§ **Exercise**:
Give back all the data exactly, line by line.

§ **Records for the task**:
----

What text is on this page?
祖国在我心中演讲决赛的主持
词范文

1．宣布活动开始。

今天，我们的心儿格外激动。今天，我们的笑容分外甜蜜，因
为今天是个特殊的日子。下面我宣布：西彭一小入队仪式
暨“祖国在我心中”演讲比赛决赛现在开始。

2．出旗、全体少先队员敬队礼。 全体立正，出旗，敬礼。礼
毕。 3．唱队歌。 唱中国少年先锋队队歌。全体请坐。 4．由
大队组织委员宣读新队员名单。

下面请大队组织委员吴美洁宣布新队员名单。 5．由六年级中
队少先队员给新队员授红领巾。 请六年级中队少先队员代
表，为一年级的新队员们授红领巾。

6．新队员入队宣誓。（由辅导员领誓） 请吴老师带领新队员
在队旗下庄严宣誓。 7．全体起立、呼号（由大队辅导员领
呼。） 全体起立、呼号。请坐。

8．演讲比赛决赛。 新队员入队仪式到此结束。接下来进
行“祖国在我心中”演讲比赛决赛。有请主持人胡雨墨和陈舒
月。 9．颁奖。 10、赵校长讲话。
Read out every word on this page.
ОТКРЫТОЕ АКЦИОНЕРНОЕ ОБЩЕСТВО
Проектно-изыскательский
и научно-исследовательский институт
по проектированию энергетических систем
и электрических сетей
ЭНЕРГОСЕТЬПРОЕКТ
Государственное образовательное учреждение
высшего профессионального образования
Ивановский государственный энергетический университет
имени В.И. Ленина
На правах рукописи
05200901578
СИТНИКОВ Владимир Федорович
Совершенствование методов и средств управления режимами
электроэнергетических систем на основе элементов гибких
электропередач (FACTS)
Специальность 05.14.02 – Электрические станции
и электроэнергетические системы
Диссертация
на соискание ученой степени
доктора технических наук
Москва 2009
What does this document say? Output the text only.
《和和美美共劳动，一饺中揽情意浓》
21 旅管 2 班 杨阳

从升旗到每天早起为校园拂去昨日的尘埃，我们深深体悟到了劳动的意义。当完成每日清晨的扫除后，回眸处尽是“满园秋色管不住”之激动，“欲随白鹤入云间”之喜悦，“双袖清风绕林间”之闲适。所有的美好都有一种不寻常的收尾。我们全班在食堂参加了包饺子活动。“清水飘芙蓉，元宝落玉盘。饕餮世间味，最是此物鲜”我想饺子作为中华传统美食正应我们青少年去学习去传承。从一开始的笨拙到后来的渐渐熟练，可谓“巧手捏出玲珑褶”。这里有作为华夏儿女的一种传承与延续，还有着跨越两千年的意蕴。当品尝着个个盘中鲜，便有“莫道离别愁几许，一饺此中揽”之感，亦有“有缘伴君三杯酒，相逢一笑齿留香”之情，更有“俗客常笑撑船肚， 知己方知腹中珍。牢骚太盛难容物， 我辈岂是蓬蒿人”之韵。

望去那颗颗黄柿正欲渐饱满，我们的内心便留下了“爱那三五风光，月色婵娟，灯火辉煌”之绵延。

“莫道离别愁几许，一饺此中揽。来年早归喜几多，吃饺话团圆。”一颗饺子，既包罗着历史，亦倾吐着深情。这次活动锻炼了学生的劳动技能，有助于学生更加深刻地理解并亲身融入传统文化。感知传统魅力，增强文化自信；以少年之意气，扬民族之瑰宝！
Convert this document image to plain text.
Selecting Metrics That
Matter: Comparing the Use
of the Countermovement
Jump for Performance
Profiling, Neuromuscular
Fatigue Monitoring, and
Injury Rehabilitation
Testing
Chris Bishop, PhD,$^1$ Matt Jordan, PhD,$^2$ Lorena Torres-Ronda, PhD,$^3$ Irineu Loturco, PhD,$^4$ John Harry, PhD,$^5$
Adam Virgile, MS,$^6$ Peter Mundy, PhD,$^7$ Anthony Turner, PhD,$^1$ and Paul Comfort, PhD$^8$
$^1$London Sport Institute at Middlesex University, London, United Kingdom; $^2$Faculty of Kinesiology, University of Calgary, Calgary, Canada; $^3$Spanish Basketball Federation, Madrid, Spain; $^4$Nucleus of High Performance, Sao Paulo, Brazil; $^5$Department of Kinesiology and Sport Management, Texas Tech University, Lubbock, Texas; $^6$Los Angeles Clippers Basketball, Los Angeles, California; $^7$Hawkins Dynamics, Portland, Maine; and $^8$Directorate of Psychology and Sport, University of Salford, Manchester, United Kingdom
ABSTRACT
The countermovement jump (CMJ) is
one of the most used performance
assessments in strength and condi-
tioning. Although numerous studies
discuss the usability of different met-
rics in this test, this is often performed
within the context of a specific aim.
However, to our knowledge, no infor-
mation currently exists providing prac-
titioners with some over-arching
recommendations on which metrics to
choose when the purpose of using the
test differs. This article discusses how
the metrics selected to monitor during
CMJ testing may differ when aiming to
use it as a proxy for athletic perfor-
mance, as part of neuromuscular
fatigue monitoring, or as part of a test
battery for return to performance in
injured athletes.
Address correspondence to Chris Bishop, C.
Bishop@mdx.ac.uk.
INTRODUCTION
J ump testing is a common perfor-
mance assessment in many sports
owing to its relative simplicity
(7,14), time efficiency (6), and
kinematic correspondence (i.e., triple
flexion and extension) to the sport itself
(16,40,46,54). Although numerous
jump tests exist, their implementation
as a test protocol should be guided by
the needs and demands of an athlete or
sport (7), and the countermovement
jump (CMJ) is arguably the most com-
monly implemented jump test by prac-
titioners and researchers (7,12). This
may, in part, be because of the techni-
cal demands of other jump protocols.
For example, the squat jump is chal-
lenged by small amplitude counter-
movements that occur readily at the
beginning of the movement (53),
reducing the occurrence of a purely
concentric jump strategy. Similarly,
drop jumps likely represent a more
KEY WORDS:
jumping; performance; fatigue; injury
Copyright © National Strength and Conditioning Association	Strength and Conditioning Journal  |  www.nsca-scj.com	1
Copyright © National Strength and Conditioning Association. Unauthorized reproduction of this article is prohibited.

----

§ **The output**:
What text is on this page?
祖国在我心中演讲决赛的主持
词范文

1．宣布活动开始。

今天，我们的心儿格外激动。今天，我们的笑容分外甜蜜，因
为今天是个特殊的日子。下面我宣布：西彭一小入队仪式
暨“祖国在我心中”演讲比赛决赛现在开始。

2．出旗、全体少先队员敬队礼。 全体立正，出旗，敬礼。礼
毕。 3．唱队歌。 唱中国少年先锋队队歌。全体请坐。 4．由
大队组织委员宣读新队员名单。

下面请大队组织委员吴美洁宣布新队员名单。 5．由六年级中
队少先队员给新队员授红领巾。 请六年级中队少先队员代
表，为一年级的新队员们授红领巾。

6．新队员入队宣誓。（由辅导员领誓） 请吴老师带领新队员
在队旗下庄严宣誓。 7．全体起立、呼号（由大队辅导员领
呼。） 全体起立、呼号。请坐。

8．演讲比赛决赛。 新队员入队仪式到此结束。接下来进
行“祖国在我心中”演讲比赛决赛。有请主持人胡雨墨和陈舒
月。 9．颁奖。 10、赵校长讲话。
Read out every word on this page.
ОТКРЫТОЕ АКЦИОНЕРНОЕ ОБЩЕСТВО
Проектно-изыскательский
и научно-исследовательский институт
по проектированию энергетических систем
и электрических сетей
ЭНЕРГОСЕТЬПРОЕКТ
Государственное образовательное учреждение
высшего профессионального образования
Ивановский государственный энергетический университет
имени В.И. Ленина
На правах рукописи
05200901578
СИТНИКОВ Владимир Федорович
Совершенствование методов и средств управления режимами
электроэнергетических систем на основе элементов гибких
электропередач (FACTS)
Специальность 05.14.02 – Электрические станции
и электроэнергетические системы
Диссертация
на соискание ученой степени
доктора технических наук
Москва 2009
What does this document say? Output the text only.
《和和美美共劳动，一饺中揽情意浓》
21 旅管 2 班 杨阳

从升旗到每天早起为校园拂去昨日的尘埃，我们深深体悟到了劳动的意义。当完成每日清晨的扫除后，回眸处尽是“满园秋色管不住”之激动，“欲随白鹤入云间”之喜悦，“双袖清风绕林间”之闲适。所有的美好都有一种不寻常的收尾。我们全班在食堂参加了包饺子活动。“清水飘芙蓉，元宝落玉盘。饕餮世间味，最是此物鲜”我想饺子作为中华传统美食正应我们青少年去学习去传承。从一开始的笨拙到后来的渐渐熟练，可谓“巧手捏出玲珑褶”。这里有作为华夏儿女的一种传承与延续，还有着跨越两千年的意蕴。当品尝着个个盘中鲜，便有“莫道离别愁几许，一饺此中揽”之感，亦有“有缘伴君三杯酒，相逢一笑齿留香”之情，更有“俗客常笑撑船肚， 知己方知腹中珍。牢骚太盛难容物， 我辈岂是蓬蒿人”之韵。

望去那颗颗黄柿正欲渐饱满，我们的内心便留下了“爱那三五风光，月色婵娟，灯火辉煌”之绵延。

“莫道离别愁几许，一饺此中揽。来年早归喜几多，吃饺话团圆。”一颗饺子，既包罗着历史，亦倾吐着深情。这次活动锻炼了学生的劳动技能，有助于学生更加深刻地理解并亲身融入传统文化。感知传统魅力，增强文化自信；以少年之意气，扬民族之瑰宝！
Convert this document image to plain text.
Selecting Metrics That
Matter: Comparing the Use
of the Countermovement
Jump for Performance
Profiling, Neuromuscular
Fatigue Monitoring, and
Injury Rehabilitation
Testing
Chris Bishop, PhD,$^1$ Matt Jordan, PhD,$^2$ Lorena Torres-Ronda, PhD,$^3$ Irineu Loturco, PhD,$^4$ John Harry, PhD,$^5$
Adam Virgile, MS,$^6$ Peter Mundy, PhD,$^7$ Anthony Turner, PhD,$^1$ and Paul Comfort, PhD$^8$
$^1$London Sport Institute at Middlesex University, London, United Kingdom; $^2$Faculty of Kinesiology, University of Calgary, Calgary, Canada; $^3$Spanish Basketball Federation, Madrid, Spain; $^4$Nucleus of High Performance, Sao Paulo, Brazil; $^5$Department of Kinesiology and Sport Management, Texas Tech University, Lubbock, Texas; $^6$Los Angeles Clippers Basketball, Los Angeles, California; $^7$Hawkins Dynamics, Portland, Maine; and $^8$Directorate of Psychology and Sport, University of Salford, Manchester, United Kingdom
ABSTRACT
The countermovement jump (CMJ) is
one of the most used performance
assessments in strength and condi-
tioning. Although numerous studies
discuss the usability of different met-
rics in this test, this is often performed
within the context of a specific aim.
However, to our knowledge, no infor-
mation currently exists providing prac-
titioners with some over-arching
recommendations on which metrics to
choose when the purpose of using the
test differs. This article discusses how
the metrics selected to monitor during
CMJ testing may differ when aiming to
use it as a proxy for athletic perfor-
mance, as part of neuromuscular
fatigue monitoring, or as part of a test
battery for return to performance in
injured athletes.
Address correspondence to Chris Bishop, C.
Bishop@mdx.ac.uk.
INTRODUCTION
J ump testing is a common perfor-
mance assessment in many sports
owing to its relative simplicity
(7,14), time efficiency (6), and
kinematic correspondence (i.e., triple
flexion and extension) to the sport itself
(16,40,46,54). Although numerous
jump tests exist, their implementation
as a test protocol should be guided by
the needs and demands of an athlete or
sport (7), and the countermovement
jump (CMJ) is arguably the most com-
monly implemented jump test by prac-
titioners and researchers (7,12). This
may, in part, be because of the techni-
cal demands of other jump protocols.
For example, the squat jump is chal-
lenged by small amplitude counter-
movements that occur readily at the
beginning of the movement (53),
reducing the occurrence of a purely
concentric jump strategy. Similarly,
drop jumps likely represent a more
KEY WORDS:
jumping; performance; fatigue; injury
Copyright © National Strength and Conditioning Association	Strength and Conditioning Journal  |  www.nsca-scj.com	1
Copyright © National Strength and Conditioning Association. Unauthorized reproduction of this article is prohibited.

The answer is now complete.